Queste prime quattro tesi sono generali sulla natura del diritto, rispondono alla domanda: “cos’è il diritto?” il diritto è un insieme di norme positive, coercitive.
- Tesi della necessaria coerenza dei sistemi giuridici: tutti i conflitti fra norme sono solo apparenti perché esistono delle tecniche giuridiche per cui tutte le antinomie possono essere risolte.
- Tesi della necessaria completezza degli ordinamenti: gli ordinamenti giuridici sono completi, cioè danno soluzione a qualsiasi caso.
Queste seconde quattro tesi sono relative alla struttura del diritto come sistema e ciò che si desume dal concepire il diritto come un sistema, rispondono alla domanda: “come è fatto il diritto?”
NB: Il diritto deve essere completo e coerente perché il giudice non può rinnegare giustizia: il giudice deve decidere tutte le conseguenze e le deve decidere in modo coerente e per permettere un’attività di questo tipo deve essere completo per risolvere tutti i casi, e li deve risolvere in modo coerente. Prima dell’arrivo dei codici il giudice poteva invece decidere di non decidere: famose le decisioni dei pretori romani che rimandavano la causa a 100 anni.
Esempi di incoerenza
Esempio caso di incoerenza: una norma dispone che ai fini di ricevere l’eredità sia necessario un testamento valido in cui si nomina la persona che erediterebbe. Un’altra norma dispone che non si può distribuire l’asse ereditario a qualcuno che uccide il proprio de cuius. Nell’800 negli Stati Uniti ci fu una sentenza nella quale il nipote che uccise per avvelenamento il nonno ne richiedeva l’eredità. Il nipote fu condannato penalmente per l’omicidio ma rimaneva da decidere se concedergli o meno l’eredità del nonno. Il giudice si trovava quindi davanti a un caso dove non c’erano motivi giuridici per scegliere una norma piuttosto che un’altra. Nella sentenza che andò a risolvere il caso, nelle argomentazioni la maggioranza non voleva concedere l’eredità al nipote, ma c'era qualcuno che giustificava il nipote: per tutelare l’autonomia privata del de cuius che comunque avrebbe lasciato l’eredità al nipote bisognava attribuire l’eredità a quest’ultimo.

_COMPITO 1_. Nel brano sul diritto, che cosa sostiene la tesi della necessaria completezza degli ordinamenti?
_COMPITO 2_. Prosegui il brano sul diritto dopo la sua ultima frase.
Le righe sono materiale separato dal brano sul diritto.

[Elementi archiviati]
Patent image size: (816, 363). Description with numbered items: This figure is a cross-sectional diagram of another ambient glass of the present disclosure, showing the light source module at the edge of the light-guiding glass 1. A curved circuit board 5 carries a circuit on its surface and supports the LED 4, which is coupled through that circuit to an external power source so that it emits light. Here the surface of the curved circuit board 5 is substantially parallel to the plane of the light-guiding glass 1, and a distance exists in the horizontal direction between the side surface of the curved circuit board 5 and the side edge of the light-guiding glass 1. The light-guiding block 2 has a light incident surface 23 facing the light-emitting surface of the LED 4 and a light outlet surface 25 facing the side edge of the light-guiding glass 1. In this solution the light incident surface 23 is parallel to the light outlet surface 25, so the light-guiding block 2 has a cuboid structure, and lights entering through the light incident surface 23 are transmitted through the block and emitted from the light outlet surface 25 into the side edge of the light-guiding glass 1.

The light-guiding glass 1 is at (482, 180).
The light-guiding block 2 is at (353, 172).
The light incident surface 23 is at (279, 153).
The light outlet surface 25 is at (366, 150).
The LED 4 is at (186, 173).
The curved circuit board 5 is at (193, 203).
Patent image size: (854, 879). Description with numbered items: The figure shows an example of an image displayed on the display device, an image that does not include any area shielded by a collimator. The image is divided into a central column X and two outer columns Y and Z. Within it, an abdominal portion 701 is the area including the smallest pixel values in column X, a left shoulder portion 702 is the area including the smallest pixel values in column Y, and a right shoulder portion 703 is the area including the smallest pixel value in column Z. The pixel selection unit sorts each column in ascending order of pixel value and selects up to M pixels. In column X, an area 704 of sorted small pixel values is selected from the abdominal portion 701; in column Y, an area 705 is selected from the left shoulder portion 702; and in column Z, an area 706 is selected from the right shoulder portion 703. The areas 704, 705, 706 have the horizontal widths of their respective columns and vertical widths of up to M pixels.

_RISPOSTA 1_. Che gli ordinamenti giuridici sono completi, cioè danno soluzione a qualsiasi caso.

_RISPOSTA 2_.
Esempio di Fuller: una norma vieta di dormire nelle stazioni. Il giudice si trova di fronte a due casi: nel primo caso una persona senza fissa dimora ha trovato un giaciglio all’interno della stazione ma non sta dormendo. Nel secondo caso un viaggiatore si è appisolato su una panchina in attesa di un treno in ritardo. Come applica il giudice quella norma? – se la applica in senso letterale sanziona il viaggiatore; se invece la applica dando una lettura finalistica (il fine della norma è di preservare l’ordine nei luoghi pubblici) allora sanziona la persona senza fissa dimora. Ci sono due soluzioni possibili, ma incompatibili e incoerenti. Per questo si sostiene la teoria della necessaria coerenza, perché un sistema giuridico incoerente è inutilizzabile.
- Tesi della determinatezza e della precisione: la legge deve essere comprensibile in modo tale che i consociati possano decidere cosa fare in autonomia. Un linguaggio chiaro, preciso e certo conduce a sostenere che il diritto sia conoscibile in modo scientifico. Bertan voleva creare un linguaggio giuridico talmente chiaro da eliminare gli avvocati, voleva che i cittadini potessero leggere da soli il codice e capire quale sarebbe stata la conseguenza giuridica delle loro condotte.
- Tesi della scientificità: l’opera della dottrina del diritto deve essere un’opera di mera cognizione del diritto. Questa tesi si riflette nella giurisprudenza: anche l’opera del giudice è cognitiva, poiché deve applicare il diritto in modo cognitivo applicando le norme in maniera logica.
Teoria imperativistica della norma giuridica
Esiste un ulteriore teoria giuspositivistica, la teoria imperativistica della norma giuridica, o teoria del comando, questa teoria sostiene che tutte le norme giuridiche possono essere ricostruite più o meno direttamente come comandi o imperativi, dati da un soggetto superiore a uno inferiore. Questa teoria ha conosciuto un’evoluzione: la visione legalistica, nella quale lo Stato è l’unico produttore di diritto e la fonte preminente è la legge. Questa visione non è applicabile alle consuetudini e alle norme di origine giurisprudenziale.